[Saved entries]
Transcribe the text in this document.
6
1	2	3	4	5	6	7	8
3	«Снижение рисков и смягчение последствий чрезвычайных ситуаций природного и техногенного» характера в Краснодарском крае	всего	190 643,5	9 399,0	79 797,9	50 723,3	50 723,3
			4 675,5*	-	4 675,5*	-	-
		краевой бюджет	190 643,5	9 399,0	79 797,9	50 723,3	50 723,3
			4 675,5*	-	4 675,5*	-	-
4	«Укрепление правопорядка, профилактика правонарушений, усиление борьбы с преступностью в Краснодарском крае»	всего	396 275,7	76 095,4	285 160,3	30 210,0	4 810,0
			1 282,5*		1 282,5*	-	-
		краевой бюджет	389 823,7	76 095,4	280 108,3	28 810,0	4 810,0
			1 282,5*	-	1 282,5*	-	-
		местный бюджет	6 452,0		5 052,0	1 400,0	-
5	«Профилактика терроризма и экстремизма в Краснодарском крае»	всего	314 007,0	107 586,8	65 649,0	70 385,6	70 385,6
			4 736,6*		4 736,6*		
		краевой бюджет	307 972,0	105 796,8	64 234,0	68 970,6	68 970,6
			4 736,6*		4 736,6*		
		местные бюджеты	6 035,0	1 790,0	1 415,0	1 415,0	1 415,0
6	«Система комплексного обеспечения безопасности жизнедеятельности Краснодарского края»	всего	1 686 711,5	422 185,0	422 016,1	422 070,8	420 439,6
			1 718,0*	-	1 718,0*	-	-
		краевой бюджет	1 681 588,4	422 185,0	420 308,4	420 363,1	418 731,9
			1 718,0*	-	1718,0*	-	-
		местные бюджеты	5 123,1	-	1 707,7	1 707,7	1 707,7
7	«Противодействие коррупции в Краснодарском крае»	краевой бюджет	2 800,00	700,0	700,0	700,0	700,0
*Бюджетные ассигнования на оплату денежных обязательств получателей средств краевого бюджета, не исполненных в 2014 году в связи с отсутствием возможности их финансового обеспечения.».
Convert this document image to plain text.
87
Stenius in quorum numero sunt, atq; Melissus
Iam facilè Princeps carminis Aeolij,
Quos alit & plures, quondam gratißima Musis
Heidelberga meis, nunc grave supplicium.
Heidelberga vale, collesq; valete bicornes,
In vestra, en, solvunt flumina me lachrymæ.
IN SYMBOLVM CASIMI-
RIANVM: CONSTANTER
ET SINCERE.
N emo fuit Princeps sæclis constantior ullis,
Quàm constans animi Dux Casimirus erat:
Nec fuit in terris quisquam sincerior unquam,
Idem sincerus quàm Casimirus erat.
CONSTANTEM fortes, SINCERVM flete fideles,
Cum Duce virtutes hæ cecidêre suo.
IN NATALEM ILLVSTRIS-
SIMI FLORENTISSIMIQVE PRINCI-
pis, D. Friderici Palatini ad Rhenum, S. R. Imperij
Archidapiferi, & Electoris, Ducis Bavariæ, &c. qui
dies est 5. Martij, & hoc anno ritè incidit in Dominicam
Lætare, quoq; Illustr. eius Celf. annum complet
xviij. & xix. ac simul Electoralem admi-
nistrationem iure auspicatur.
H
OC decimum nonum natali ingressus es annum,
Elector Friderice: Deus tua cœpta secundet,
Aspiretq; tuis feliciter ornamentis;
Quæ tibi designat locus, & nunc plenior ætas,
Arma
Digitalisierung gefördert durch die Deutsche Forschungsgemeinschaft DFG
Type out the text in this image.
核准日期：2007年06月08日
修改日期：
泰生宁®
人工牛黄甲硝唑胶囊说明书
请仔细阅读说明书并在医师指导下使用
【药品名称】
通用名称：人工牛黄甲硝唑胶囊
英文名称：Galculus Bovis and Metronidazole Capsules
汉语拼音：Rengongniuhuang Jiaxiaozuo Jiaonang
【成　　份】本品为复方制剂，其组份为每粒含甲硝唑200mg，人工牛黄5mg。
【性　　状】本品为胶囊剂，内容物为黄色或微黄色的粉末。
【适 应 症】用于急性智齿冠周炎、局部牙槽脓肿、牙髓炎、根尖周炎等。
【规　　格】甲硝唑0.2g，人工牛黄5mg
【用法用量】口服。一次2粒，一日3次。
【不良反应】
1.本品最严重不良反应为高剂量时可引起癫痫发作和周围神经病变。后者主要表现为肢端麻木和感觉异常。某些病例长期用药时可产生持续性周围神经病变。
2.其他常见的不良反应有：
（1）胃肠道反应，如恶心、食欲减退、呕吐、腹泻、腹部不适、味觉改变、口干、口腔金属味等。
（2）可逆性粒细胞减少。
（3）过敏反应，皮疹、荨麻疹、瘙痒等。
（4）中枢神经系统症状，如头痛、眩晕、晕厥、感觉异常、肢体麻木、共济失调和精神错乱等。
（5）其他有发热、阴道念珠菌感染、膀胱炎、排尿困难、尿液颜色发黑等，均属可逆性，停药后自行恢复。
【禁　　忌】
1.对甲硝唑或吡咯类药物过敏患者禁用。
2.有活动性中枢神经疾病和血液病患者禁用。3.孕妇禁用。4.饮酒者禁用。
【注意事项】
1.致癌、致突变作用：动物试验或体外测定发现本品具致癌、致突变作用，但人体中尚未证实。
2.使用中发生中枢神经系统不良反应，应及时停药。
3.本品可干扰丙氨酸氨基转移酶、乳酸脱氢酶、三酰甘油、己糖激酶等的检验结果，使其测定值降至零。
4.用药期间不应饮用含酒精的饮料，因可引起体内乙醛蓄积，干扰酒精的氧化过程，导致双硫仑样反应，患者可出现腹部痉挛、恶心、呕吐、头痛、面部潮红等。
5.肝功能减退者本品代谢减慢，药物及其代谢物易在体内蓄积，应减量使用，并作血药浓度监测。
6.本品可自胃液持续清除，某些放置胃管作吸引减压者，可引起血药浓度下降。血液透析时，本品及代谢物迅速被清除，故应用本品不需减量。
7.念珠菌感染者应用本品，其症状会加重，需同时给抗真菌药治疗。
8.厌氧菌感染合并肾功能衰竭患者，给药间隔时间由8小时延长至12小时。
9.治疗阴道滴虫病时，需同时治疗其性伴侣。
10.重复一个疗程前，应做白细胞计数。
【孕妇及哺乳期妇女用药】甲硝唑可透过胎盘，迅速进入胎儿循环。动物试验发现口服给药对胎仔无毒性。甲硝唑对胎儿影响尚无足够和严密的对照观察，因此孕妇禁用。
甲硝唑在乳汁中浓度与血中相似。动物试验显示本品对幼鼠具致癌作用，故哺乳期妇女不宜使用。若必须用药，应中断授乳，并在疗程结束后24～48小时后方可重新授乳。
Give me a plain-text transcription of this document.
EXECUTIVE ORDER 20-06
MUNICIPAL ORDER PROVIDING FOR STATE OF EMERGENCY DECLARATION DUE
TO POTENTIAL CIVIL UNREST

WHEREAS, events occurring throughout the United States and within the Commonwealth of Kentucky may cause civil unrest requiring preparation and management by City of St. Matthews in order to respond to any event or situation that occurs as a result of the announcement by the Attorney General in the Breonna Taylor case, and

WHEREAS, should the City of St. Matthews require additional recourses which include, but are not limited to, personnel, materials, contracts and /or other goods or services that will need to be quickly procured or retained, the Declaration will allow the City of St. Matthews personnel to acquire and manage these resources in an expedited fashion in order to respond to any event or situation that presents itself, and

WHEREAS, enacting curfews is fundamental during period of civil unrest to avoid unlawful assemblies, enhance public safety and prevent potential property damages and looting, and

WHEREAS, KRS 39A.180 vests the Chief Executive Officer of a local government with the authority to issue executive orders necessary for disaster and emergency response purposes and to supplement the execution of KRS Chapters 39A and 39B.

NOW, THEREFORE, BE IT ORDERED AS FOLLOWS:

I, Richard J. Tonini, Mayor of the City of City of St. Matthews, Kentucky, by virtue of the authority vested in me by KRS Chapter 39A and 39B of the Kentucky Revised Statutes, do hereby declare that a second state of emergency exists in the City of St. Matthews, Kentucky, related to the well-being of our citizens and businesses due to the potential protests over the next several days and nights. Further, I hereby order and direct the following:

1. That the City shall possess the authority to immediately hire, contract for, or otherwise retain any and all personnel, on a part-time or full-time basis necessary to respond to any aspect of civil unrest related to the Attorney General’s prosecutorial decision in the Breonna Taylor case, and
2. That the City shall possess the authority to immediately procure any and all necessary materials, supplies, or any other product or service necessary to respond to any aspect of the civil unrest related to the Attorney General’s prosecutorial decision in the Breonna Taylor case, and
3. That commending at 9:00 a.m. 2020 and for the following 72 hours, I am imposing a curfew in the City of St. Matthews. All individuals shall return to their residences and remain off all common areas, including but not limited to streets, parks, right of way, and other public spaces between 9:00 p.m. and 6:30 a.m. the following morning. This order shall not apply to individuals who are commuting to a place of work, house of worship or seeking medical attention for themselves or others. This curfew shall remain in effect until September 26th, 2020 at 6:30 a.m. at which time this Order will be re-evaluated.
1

PROBLEM DESCRIPTION:
Select all lines with the word "decision" from the entries above.

TASK RESULT:
1. That the City shall possess the authority to immediately hire, contract for, or otherwise retain any and all personnel, on a part-time or full-time basis necessary to respond to any aspect of civil unrest related to the Attorney General’s prosecutorial decision in the Breonna Taylor case, and
2. That the City shall possess the authority to immediately procure any and all necessary materials, supplies, or any other product or service necessary to respond to any aspect of the civil unrest related to the Attorney General’s prosecutorial decision in the Breonna Taylor case, and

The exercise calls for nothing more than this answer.